§ Goal
Go through the data below. Pull out every line that has the word "district".

- - -

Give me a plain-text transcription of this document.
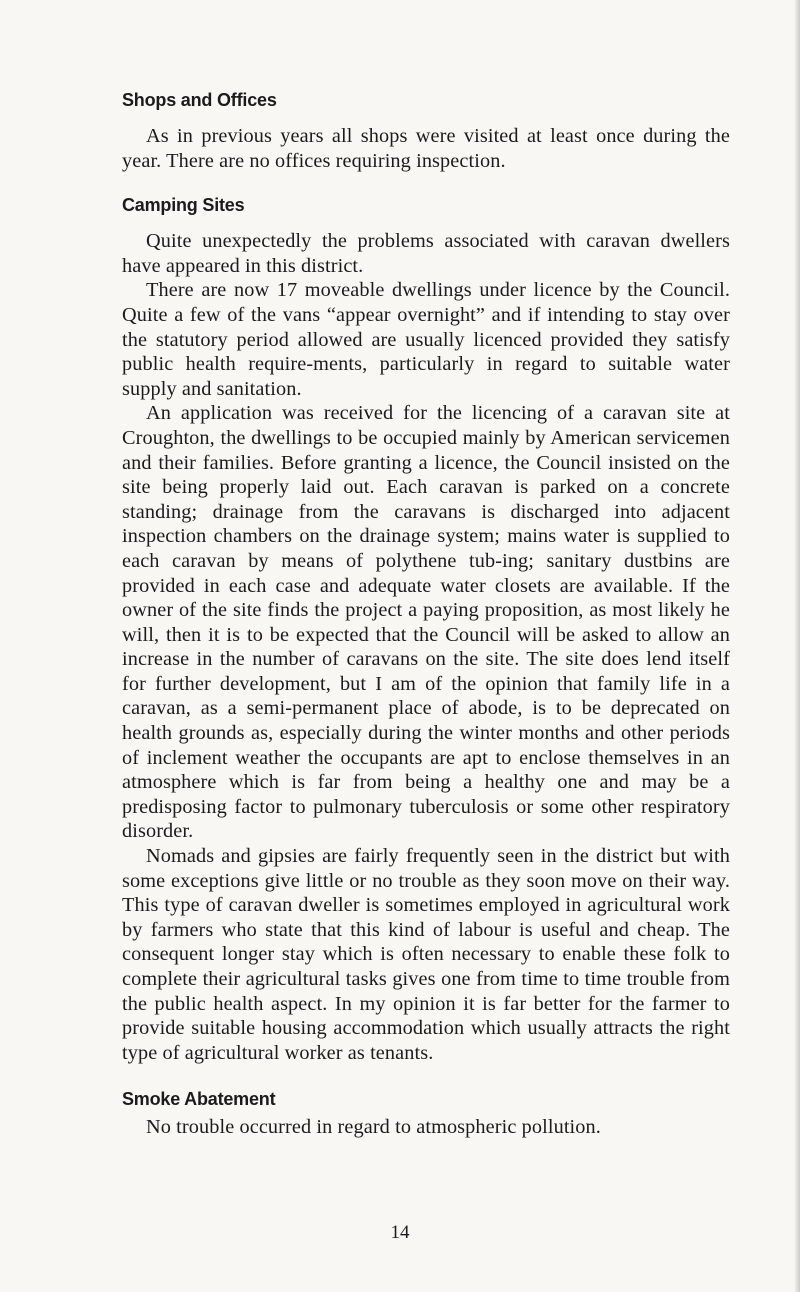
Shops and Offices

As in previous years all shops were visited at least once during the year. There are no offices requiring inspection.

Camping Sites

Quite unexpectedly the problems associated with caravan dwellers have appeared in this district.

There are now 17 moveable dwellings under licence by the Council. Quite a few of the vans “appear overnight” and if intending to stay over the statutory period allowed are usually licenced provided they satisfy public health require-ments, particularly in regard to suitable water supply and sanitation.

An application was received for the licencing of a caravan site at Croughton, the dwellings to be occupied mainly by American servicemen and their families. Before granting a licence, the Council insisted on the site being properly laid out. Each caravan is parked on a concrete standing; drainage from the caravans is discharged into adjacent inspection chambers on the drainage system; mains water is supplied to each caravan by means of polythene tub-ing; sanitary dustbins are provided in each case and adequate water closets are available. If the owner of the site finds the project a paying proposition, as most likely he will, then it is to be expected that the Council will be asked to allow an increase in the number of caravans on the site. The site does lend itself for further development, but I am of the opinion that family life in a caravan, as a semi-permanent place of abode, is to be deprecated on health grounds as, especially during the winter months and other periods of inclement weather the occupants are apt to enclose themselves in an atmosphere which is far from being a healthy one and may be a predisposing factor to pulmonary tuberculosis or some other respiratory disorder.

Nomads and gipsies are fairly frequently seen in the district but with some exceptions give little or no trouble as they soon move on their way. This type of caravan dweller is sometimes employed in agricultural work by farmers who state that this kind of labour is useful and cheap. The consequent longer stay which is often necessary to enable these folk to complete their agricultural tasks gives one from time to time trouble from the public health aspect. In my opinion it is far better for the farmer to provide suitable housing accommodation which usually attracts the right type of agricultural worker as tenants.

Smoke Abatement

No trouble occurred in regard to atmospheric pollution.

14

- - -

§ Output below
Quite unexpectedly the problems associated with caravan dwellers have appeared in this district.
Nomads and gipsies are fairly frequently seen in the district but with some exceptions give little or no trouble as they soon move on their way. This type of caravan dweller is sometimes employed in agricultural work by farmers who state that this kind of labour is useful and cheap. The consequent longer stay which is often necessary to enable these folk to complete their agricultural tasks gives one from time to time trouble from the public health aspect. In my opinion it is far better for the farmer to provide suitable housing accommodation which usually attracts the right type of agricultural worker as tenants.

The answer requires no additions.